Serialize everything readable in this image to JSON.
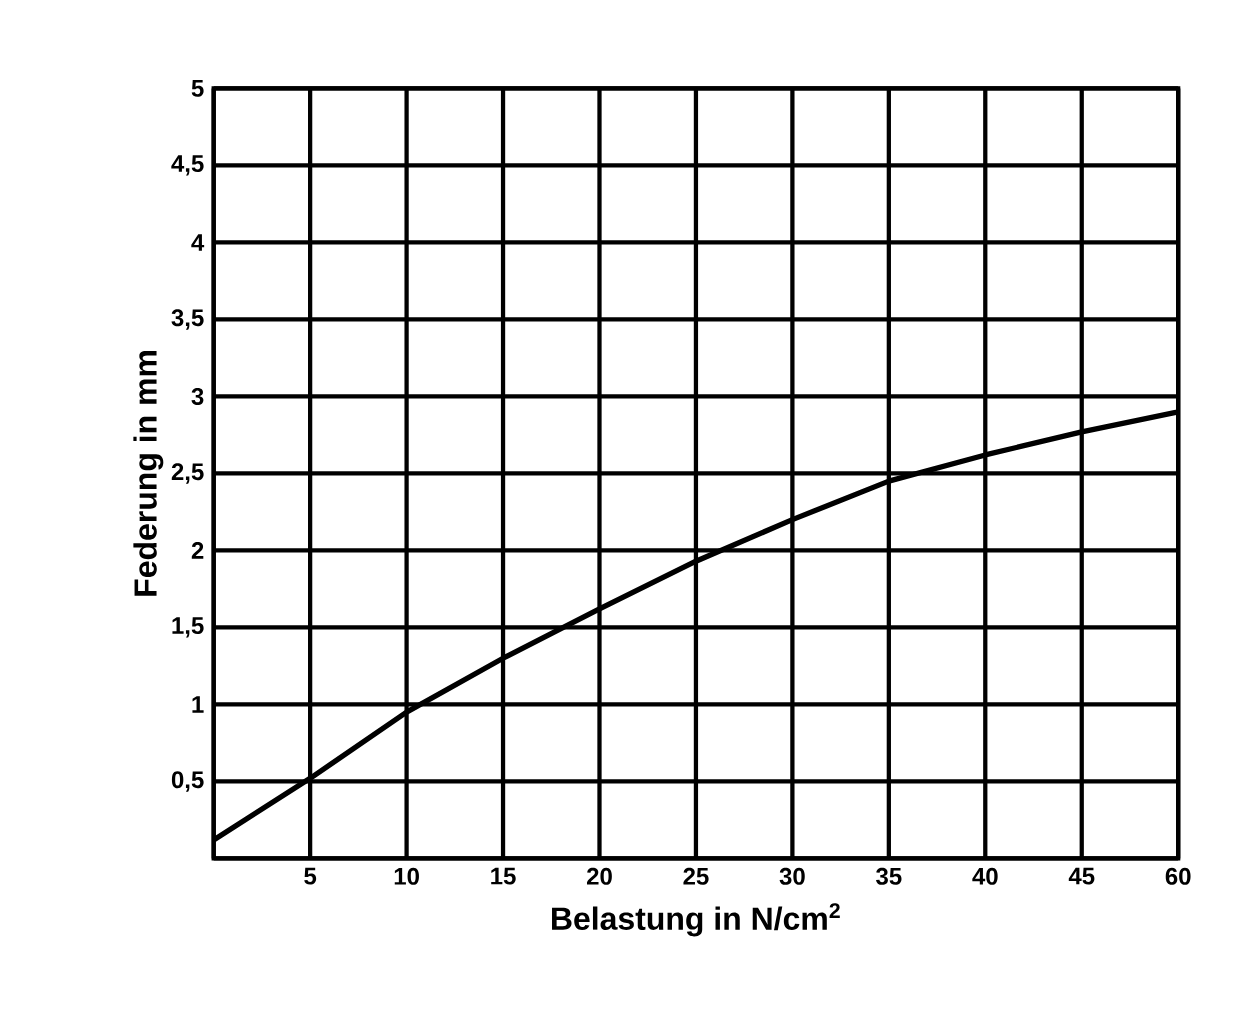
{
  "chart_data": {
    "type": "line",
    "xlabel": "Belastung in N/cm$^{2}$",
    "ylabel": "Federung in mm",
    "categories": [
      null,
      "5",
      "10",
      "15",
      "20",
      "25",
      "30",
      "35",
      "40",
      "45",
      "60"
    ],
    "series": [
      {
        "color": "#000000",
        "values": [
          0.12,
          0.52,
          0.95,
          1.3,
          1.62,
          1.93,
          2.2,
          2.45,
          2.62,
          2.77,
          2.9
        ]
      }
    ],
    "ylim": [
      0,
      5
    ],
    "yticks": [
      {
        "value": 0,
        "label": null
      },
      {
        "value": 0.5,
        "label": "0,5"
      },
      1,
      {
        "value": 1.5,
        "label": "1,5"
      },
      2,
      {
        "value": 2.5,
        "label": "2,5"
      },
      3,
      {
        "value": 3.5,
        "label": "3,5"
      },
      4,
      {
        "value": 4.5,
        "label": "4,5"
      },
      5
    ],
    "grid": true,
    "marker": "none",
    "line_style": "solid"
  }
}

--------------------------------

Repeat the full listing above exactly, with no pictures in the copy.

- _Output of the task_:
Serialize everything readable in this image to JSON.
{
  "chart_data": {
    "type": "line",
    "xlabel": "Belastung in N/cm$^{2}$",
    "ylabel": "Federung in mm",
    "categories": [
      null,
      "5",
      "10",
      "15",
      "20",
      "25",
      "30",
      "35",
      "40",
      "45",
      "60"
    ],
    "series": [
      {
        "color": "#000000",
        "values": [
          0.12,
          0.52,
          0.95,
          1.3,
          1.62,
          1.93,
          2.2,
          2.45,
          2.62,
          2.77,
          2.9
        ]
      }
    ],
    "ylim": [
      0,
      5
    ],
    "yticks": [
      {
        "value": 0,
        "label": null
      },
      {
        "value": 0.5,
        "label": "0,5"
      },
      1,
      {
        "value": 1.5,
        "label": "1,5"
      },
      2,
      {
        "value": 2.5,
        "label": "2,5"
      },
      3,
      {
        "value": 3.5,
        "label": "3,5"
      },
      4,
      {
        "value": 4.5,
        "label": "4,5"
      },
      5
    ],
    "grid": true,
    "marker": "none",
    "line_style": "solid"
  }
}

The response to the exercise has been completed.